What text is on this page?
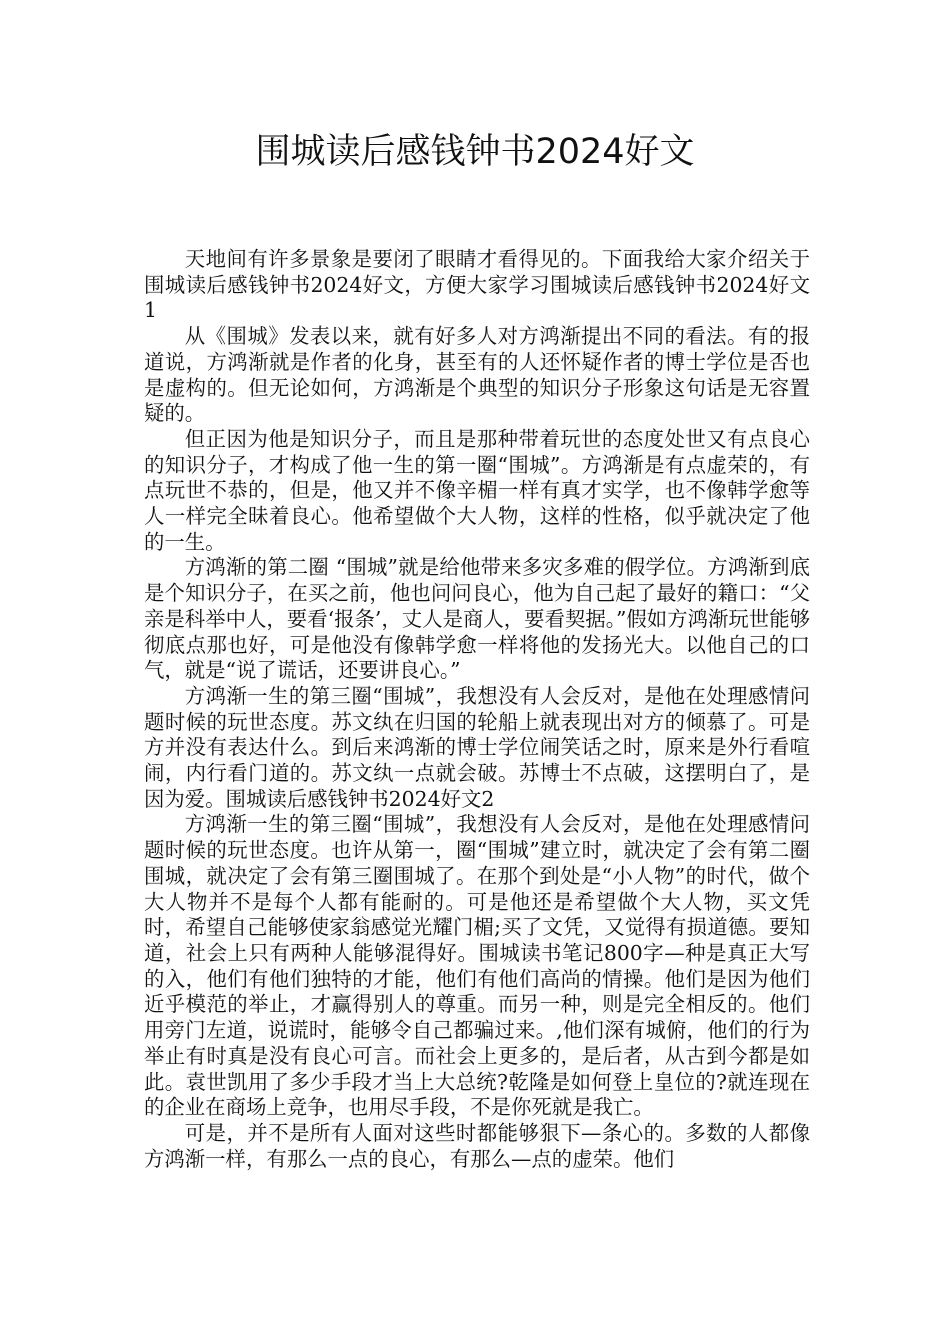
围城读后感钱钟书2024好文

天地间有许多景象是要闭了眼睛才看得见的。下面我给大家介绍关于围城读后感钱钟书2024好文，方便大家学习围城读后感钱钟书2024好文1

从《围城》发表以来，就有好多人对方鸿渐提出不同的看法。有的报道说，方鸿渐就是作者的化身，甚至有的人还怀疑作者的博士学位是否也是虚构的。但无论如何，方鸿渐是个典型的知识分子形象这句话是无容置疑的。

但正因为他是知识分子，而且是那种带着玩世的态度处世又有点良心的知识分子，才构成了他一生的第一圈“围城”。方鸿渐是有点虚荣的，有点玩世不恭的，但是，他又并不像辛楣一样有真才实学，也不像韩学愈等人一样完全昧着良心。他希望做个大人物，这样的性格，似乎就决定了他的一生。

方鸿渐的第二圈 “围城”就是给他带来多灾多难的假学位。方鸿渐到底是个知识分子，在买之前，他也问问良心，他为自己起了最好的籍口：“父亲是科举中人，要看‘报条’，丈人是商人，要看契据。”假如方鸿渐玩世能够彻底点那也好，可是他没有像韩学愈一样将他的发扬光大。以他自己的口气，就是“说了谎话，还要讲良心。”

方鸿渐一生的第三圈“围城”，我想没有人会反对，是他在处理感情问题时候的玩世态度。苏文纨在归国的轮船上就表现出对方的倾慕了。可是方并没有表达什么。到后来鸿渐的博士学位闹笑话之时，原来是外行看喧闹，内行看门道的。苏文纨一点就会破。苏博士不点破，这摆明白了，是因为爱。围城读后感钱钟书2024好文2

方鸿渐一生的第三圈“围城”，我想没有人会反对，是他在处理感情问题时候的玩世态度。也许从第一，圈“围城”建立时，就决定了会有第二圈围城，就决定了会有第三圈围城了。在那个到处是“小人物”的时代，做个大人物并不是每个人都有能耐的。可是他还是希望做个大人物，买文凭时，希望自己能够使家翁感觉光耀门楣;买了文凭，又觉得有损道德。要知道，社会上只有两种人能够混得好。围城读书笔记800字—种是真正大写的入，他们有他们独特的才能，他们有他们高尚的情操。他们是因为他们近乎模范的举止，才赢得别人的尊重。而另一种，则是完全相反的。他们用旁门左道，说谎时，能够令自己都骗过来。,他们深有城俯，他们的行为举止有时真是没有良心可言。而社会上更多的，是后者，从古到今都是如此。袁世凯用了多少手段才当上大总统?乾隆是如何登上皇位的?就连现在的企业在商场上竞争，也用尽手段，不是你死就是我亡。

可是，并不是所有人面对这些时都能够狠下—条心的。多数的人都像方鸿渐一样，有那么一点的良心，有那么—点的虚荣。他们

=== What to do ===
Copy out all the data without changing anything, and drop the pictures.

=== Solution ===
What text is on this page?
围城读后感钱钟书2024好文

天地间有许多景象是要闭了眼睛才看得见的。下面我给大家介绍关于围城读后感钱钟书2024好文，方便大家学习围城读后感钱钟书2024好文1

从《围城》发表以来，就有好多人对方鸿渐提出不同的看法。有的报道说，方鸿渐就是作者的化身，甚至有的人还怀疑作者的博士学位是否也是虚构的。但无论如何，方鸿渐是个典型的知识分子形象这句话是无容置疑的。

但正因为他是知识分子，而且是那种带着玩世的态度处世又有点良心的知识分子，才构成了他一生的第一圈“围城”。方鸿渐是有点虚荣的，有点玩世不恭的，但是，他又并不像辛楣一样有真才实学，也不像韩学愈等人一样完全昧着良心。他希望做个大人物，这样的性格，似乎就决定了他的一生。

方鸿渐的第二圈 “围城”就是给他带来多灾多难的假学位。方鸿渐到底是个知识分子，在买之前，他也问问良心，他为自己起了最好的籍口：“父亲是科举中人，要看‘报条’，丈人是商人，要看契据。”假如方鸿渐玩世能够彻底点那也好，可是他没有像韩学愈一样将他的发扬光大。以他自己的口气，就是“说了谎话，还要讲良心。”

方鸿渐一生的第三圈“围城”，我想没有人会反对，是他在处理感情问题时候的玩世态度。苏文纨在归国的轮船上就表现出对方的倾慕了。可是方并没有表达什么。到后来鸿渐的博士学位闹笑话之时，原来是外行看喧闹，内行看门道的。苏文纨一点就会破。苏博士不点破，这摆明白了，是因为爱。围城读后感钱钟书2024好文2

方鸿渐一生的第三圈“围城”，我想没有人会反对，是他在处理感情问题时候的玩世态度。也许从第一，圈“围城”建立时，就决定了会有第二圈围城，就决定了会有第三圈围城了。在那个到处是“小人物”的时代，做个大人物并不是每个人都有能耐的。可是他还是希望做个大人物，买文凭时，希望自己能够使家翁感觉光耀门楣;买了文凭，又觉得有损道德。要知道，社会上只有两种人能够混得好。围城读书笔记800字—种是真正大写的入，他们有他们独特的才能，他们有他们高尚的情操。他们是因为他们近乎模范的举止，才赢得别人的尊重。而另一种，则是完全相反的。他们用旁门左道，说谎时，能够令自己都骗过来。,他们深有城俯，他们的行为举止有时真是没有良心可言。而社会上更多的，是后者，从古到今都是如此。袁世凯用了多少手段才当上大总统?乾隆是如何登上皇位的?就连现在的企业在商场上竞争，也用尽手段，不是你死就是我亡。

可是，并不是所有人面对这些时都能够狠下—条心的。多数的人都像方鸿渐一样，有那么一点的良心，有那么—点的虚荣。他们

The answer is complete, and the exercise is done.